[Dataset items]
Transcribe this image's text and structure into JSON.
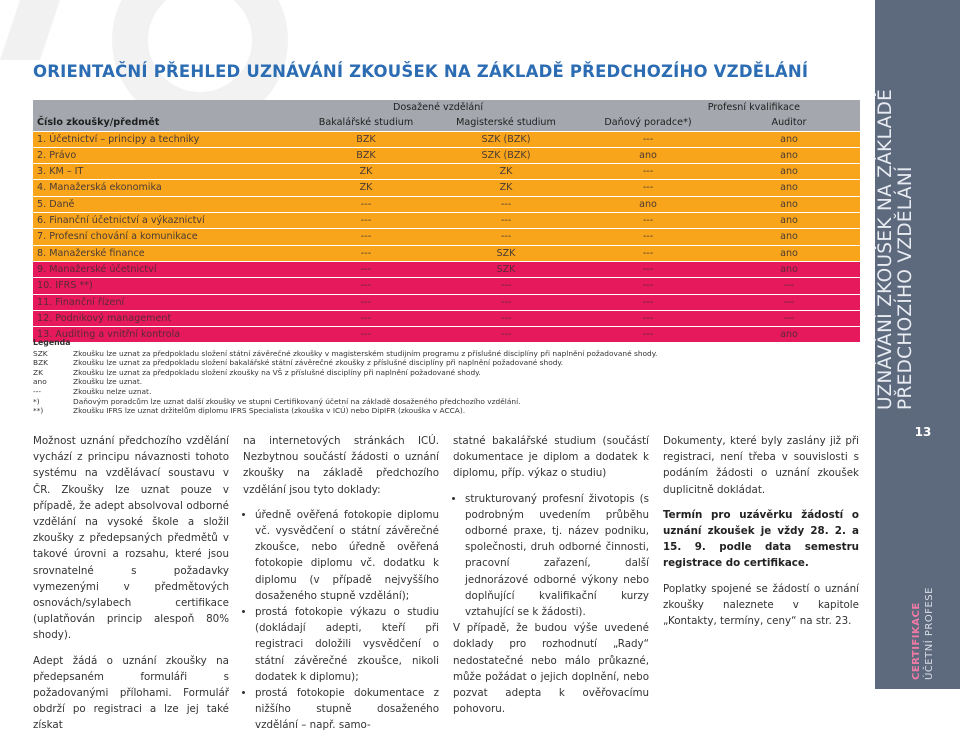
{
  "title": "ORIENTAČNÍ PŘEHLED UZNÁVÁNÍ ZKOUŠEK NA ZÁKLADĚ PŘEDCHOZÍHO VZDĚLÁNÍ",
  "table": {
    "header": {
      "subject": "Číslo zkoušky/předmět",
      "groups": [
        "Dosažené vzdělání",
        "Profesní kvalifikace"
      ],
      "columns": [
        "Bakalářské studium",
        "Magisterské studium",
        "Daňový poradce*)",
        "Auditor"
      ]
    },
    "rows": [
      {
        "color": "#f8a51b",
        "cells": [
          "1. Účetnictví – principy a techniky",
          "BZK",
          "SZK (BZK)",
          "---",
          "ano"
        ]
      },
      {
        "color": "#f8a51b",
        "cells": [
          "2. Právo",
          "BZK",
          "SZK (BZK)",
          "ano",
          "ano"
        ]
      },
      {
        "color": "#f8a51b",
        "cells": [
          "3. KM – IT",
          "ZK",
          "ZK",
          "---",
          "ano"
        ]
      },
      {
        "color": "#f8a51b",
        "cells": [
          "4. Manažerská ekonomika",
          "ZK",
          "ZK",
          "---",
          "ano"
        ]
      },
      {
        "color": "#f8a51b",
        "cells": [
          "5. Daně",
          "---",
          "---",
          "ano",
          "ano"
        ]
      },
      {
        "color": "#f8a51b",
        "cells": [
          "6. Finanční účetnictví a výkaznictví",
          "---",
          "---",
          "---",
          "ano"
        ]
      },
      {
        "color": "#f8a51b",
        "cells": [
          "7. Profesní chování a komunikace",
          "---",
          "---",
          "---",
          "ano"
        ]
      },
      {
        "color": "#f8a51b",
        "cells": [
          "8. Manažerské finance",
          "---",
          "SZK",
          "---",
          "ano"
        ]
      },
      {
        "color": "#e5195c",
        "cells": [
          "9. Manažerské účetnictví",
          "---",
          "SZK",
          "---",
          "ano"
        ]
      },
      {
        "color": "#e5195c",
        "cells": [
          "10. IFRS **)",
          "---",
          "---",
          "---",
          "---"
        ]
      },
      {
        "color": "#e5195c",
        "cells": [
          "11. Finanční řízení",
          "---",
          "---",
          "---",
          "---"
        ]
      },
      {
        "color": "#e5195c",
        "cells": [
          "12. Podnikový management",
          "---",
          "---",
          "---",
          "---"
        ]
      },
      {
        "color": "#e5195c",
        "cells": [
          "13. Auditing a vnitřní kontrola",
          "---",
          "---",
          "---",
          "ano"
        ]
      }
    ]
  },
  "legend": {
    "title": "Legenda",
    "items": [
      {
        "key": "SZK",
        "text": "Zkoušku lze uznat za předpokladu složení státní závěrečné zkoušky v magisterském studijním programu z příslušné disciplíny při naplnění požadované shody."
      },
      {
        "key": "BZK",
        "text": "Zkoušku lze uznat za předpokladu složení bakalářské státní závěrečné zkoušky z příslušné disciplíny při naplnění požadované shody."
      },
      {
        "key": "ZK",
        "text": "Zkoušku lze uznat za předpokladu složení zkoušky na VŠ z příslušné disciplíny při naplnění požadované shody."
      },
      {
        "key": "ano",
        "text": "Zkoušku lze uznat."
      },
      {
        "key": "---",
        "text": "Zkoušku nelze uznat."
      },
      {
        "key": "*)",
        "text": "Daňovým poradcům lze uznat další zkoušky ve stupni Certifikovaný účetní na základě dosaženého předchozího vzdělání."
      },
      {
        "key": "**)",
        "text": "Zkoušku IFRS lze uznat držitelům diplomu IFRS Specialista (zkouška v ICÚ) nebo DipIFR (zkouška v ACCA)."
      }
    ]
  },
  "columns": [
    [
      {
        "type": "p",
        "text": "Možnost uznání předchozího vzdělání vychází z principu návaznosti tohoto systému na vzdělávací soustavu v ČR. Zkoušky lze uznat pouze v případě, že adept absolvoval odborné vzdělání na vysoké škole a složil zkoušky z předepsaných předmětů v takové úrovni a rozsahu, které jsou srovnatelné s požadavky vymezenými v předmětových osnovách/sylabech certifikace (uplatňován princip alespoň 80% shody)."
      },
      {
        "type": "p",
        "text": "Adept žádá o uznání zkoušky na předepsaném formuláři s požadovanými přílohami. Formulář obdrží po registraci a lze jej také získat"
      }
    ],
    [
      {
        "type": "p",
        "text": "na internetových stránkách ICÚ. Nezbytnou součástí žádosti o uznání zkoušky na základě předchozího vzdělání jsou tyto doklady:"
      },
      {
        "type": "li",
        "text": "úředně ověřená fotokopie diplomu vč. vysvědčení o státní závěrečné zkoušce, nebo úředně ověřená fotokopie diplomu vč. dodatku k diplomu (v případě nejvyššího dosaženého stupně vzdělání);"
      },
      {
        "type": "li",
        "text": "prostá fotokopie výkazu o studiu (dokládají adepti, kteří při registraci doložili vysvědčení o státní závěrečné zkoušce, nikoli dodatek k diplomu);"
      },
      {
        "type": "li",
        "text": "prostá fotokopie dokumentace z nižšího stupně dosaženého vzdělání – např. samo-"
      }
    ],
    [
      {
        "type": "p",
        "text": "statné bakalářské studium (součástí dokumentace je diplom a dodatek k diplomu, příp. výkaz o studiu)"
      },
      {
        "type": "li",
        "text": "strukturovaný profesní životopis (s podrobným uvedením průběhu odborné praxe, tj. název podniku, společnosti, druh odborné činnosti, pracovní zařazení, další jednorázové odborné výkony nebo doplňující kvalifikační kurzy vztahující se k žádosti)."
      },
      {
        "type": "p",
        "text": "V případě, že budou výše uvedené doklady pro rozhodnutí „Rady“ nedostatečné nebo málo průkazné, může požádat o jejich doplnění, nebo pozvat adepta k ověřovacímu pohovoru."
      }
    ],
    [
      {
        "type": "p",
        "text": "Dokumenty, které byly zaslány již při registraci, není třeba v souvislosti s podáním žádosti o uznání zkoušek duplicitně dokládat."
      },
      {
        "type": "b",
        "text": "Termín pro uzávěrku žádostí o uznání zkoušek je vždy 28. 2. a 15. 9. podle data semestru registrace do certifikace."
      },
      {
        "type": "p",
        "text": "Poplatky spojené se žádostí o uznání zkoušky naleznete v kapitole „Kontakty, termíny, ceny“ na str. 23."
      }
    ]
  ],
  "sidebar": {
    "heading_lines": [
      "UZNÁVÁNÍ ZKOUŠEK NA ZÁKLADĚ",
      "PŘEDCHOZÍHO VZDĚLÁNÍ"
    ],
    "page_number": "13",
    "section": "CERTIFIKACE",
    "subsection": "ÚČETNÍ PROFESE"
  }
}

TASK PROMPT: Quote each line of the listing exactly, but leave the pictures out.

COMPLETE RESPONSE:
Transcribe this image's text and structure into JSON.
{
  "title": "ORIENTAČNÍ PŘEHLED UZNÁVÁNÍ ZKOUŠEK NA ZÁKLADĚ PŘEDCHOZÍHO VZDĚLÁNÍ",
  "table": {
    "header": {
      "subject": "Číslo zkoušky/předmět",
      "groups": [
        "Dosažené vzdělání",
        "Profesní kvalifikace"
      ],
      "columns": [
        "Bakalářské studium",
        "Magisterské studium",
        "Daňový poradce*)",
        "Auditor"
      ]
    },
    "rows": [
      {
        "color": "#f8a51b",
        "cells": [
          "1. Účetnictví – principy a techniky",
          "BZK",
          "SZK (BZK)",
          "---",
          "ano"
        ]
      },
      {
        "color": "#f8a51b",
        "cells": [
          "2. Právo",
          "BZK",
          "SZK (BZK)",
          "ano",
          "ano"
        ]
      },
      {
        "color": "#f8a51b",
        "cells": [
          "3. KM – IT",
          "ZK",
          "ZK",
          "---",
          "ano"
        ]
      },
      {
        "color": "#f8a51b",
        "cells": [
          "4. Manažerská ekonomika",
          "ZK",
          "ZK",
          "---",
          "ano"
        ]
      },
      {
        "color": "#f8a51b",
        "cells": [
          "5. Daně",
          "---",
          "---",
          "ano",
          "ano"
        ]
      },
      {
        "color": "#f8a51b",
        "cells": [
          "6. Finanční účetnictví a výkaznictví",
          "---",
          "---",
          "---",
          "ano"
        ]
      },
      {
        "color": "#f8a51b",
        "cells": [
          "7. Profesní chování a komunikace",
          "---",
          "---",
          "---",
          "ano"
        ]
      },
      {
        "color": "#f8a51b",
        "cells": [
          "8. Manažerské finance",
          "---",
          "SZK",
          "---",
          "ano"
        ]
      },
      {
        "color": "#e5195c",
        "cells": [
          "9. Manažerské účetnictví",
          "---",
          "SZK",
          "---",
          "ano"
        ]
      },
      {
        "color": "#e5195c",
        "cells": [
          "10. IFRS **)",
          "---",
          "---",
          "---",
          "---"
        ]
      },
      {
        "color": "#e5195c",
        "cells": [
          "11. Finanční řízení",
          "---",
          "---",
          "---",
          "---"
        ]
      },
      {
        "color": "#e5195c",
        "cells": [
          "12. Podnikový management",
          "---",
          "---",
          "---",
          "---"
        ]
      },
      {
        "color": "#e5195c",
        "cells": [
          "13. Auditing a vnitřní kontrola",
          "---",
          "---",
          "---",
          "ano"
        ]
      }
    ]
  },
  "legend": {
    "title": "Legenda",
    "items": [
      {
        "key": "SZK",
        "text": "Zkoušku lze uznat za předpokladu složení státní závěrečné zkoušky v magisterském studijním programu z příslušné disciplíny při naplnění požadované shody."
      },
      {
        "key": "BZK",
        "text": "Zkoušku lze uznat za předpokladu složení bakalářské státní závěrečné zkoušky z příslušné disciplíny při naplnění požadované shody."
      },
      {
        "key": "ZK",
        "text": "Zkoušku lze uznat za předpokladu složení zkoušky na VŠ z příslušné disciplíny při naplnění požadované shody."
      },
      {
        "key": "ano",
        "text": "Zkoušku lze uznat."
      },
      {
        "key": "---",
        "text": "Zkoušku nelze uznat."
      },
      {
        "key": "*)",
        "text": "Daňovým poradcům lze uznat další zkoušky ve stupni Certifikovaný účetní na základě dosaženého předchozího vzdělání."
      },
      {
        "key": "**)",
        "text": "Zkoušku IFRS lze uznat držitelům diplomu IFRS Specialista (zkouška v ICÚ) nebo DipIFR (zkouška v ACCA)."
      }
    ]
  },
  "columns": [
    [
      {
        "type": "p",
        "text": "Možnost uznání předchozího vzdělání vychází z principu návaznosti tohoto systému na vzdělávací soustavu v ČR. Zkoušky lze uznat pouze v případě, že adept absolvoval odborné vzdělání na vysoké škole a složil zkoušky z předepsaných předmětů v takové úrovni a rozsahu, které jsou srovnatelné s požadavky vymezenými v předmětových osnovách/sylabech certifikace (uplatňován princip alespoň 80% shody)."
      },
      {
        "type": "p",
        "text": "Adept žádá o uznání zkoušky na předepsaném formuláři s požadovanými přílohami. Formulář obdrží po registraci a lze jej také získat"
      }
    ],
    [
      {
        "type": "p",
        "text": "na internetových stránkách ICÚ. Nezbytnou součástí žádosti o uznání zkoušky na základě předchozího vzdělání jsou tyto doklady:"
      },
      {
        "type": "li",
        "text": "úředně ověřená fotokopie diplomu vč. vysvědčení o státní závěrečné zkoušce, nebo úředně ověřená fotokopie diplomu vč. dodatku k diplomu (v případě nejvyššího dosaženého stupně vzdělání);"
      },
      {
        "type": "li",
        "text": "prostá fotokopie výkazu o studiu (dokládají adepti, kteří při registraci doložili vysvědčení o státní závěrečné zkoušce, nikoli dodatek k diplomu);"
      },
      {
        "type": "li",
        "text": "prostá fotokopie dokumentace z nižšího stupně dosaženého vzdělání – např. samo-"
      }
    ],
    [
      {
        "type": "p",
        "text": "statné bakalářské studium (součástí dokumentace je diplom a dodatek k diplomu, příp. výkaz o studiu)"
      },
      {
        "type": "li",
        "text": "strukturovaný profesní životopis (s podrobným uvedením průběhu odborné praxe, tj. název podniku, společnosti, druh odborné činnosti, pracovní zařazení, další jednorázové odborné výkony nebo doplňující kvalifikační kurzy vztahující se k žádosti)."
      },
      {
        "type": "p",
        "text": "V případě, že budou výše uvedené doklady pro rozhodnutí „Rady“ nedostatečné nebo málo průkazné, může požádat o jejich doplnění, nebo pozvat adepta k ověřovacímu pohovoru."
      }
    ],
    [
      {
        "type": "p",
        "text": "Dokumenty, které byly zaslány již při registraci, není třeba v souvislosti s podáním žádosti o uznání zkoušek duplicitně dokládat."
      },
      {
        "type": "b",
        "text": "Termín pro uzávěrku žádostí o uznání zkoušek je vždy 28. 2. a 15. 9. podle data semestru registrace do certifikace."
      },
      {
        "type": "p",
        "text": "Poplatky spojené se žádostí o uznání zkoušky naleznete v kapitole „Kontakty, termíny, ceny“ na str. 23."
      }
    ]
  ],
  "sidebar": {
    "heading_lines": [
      "UZNÁVÁNÍ ZKOUŠEK NA ZÁKLADĚ",
      "PŘEDCHOZÍHO VZDĚLÁNÍ"
    ],
    "page_number": "13",
    "section": "CERTIFIKACE",
    "subsection": "ÚČETNÍ PROFESE"
  }
}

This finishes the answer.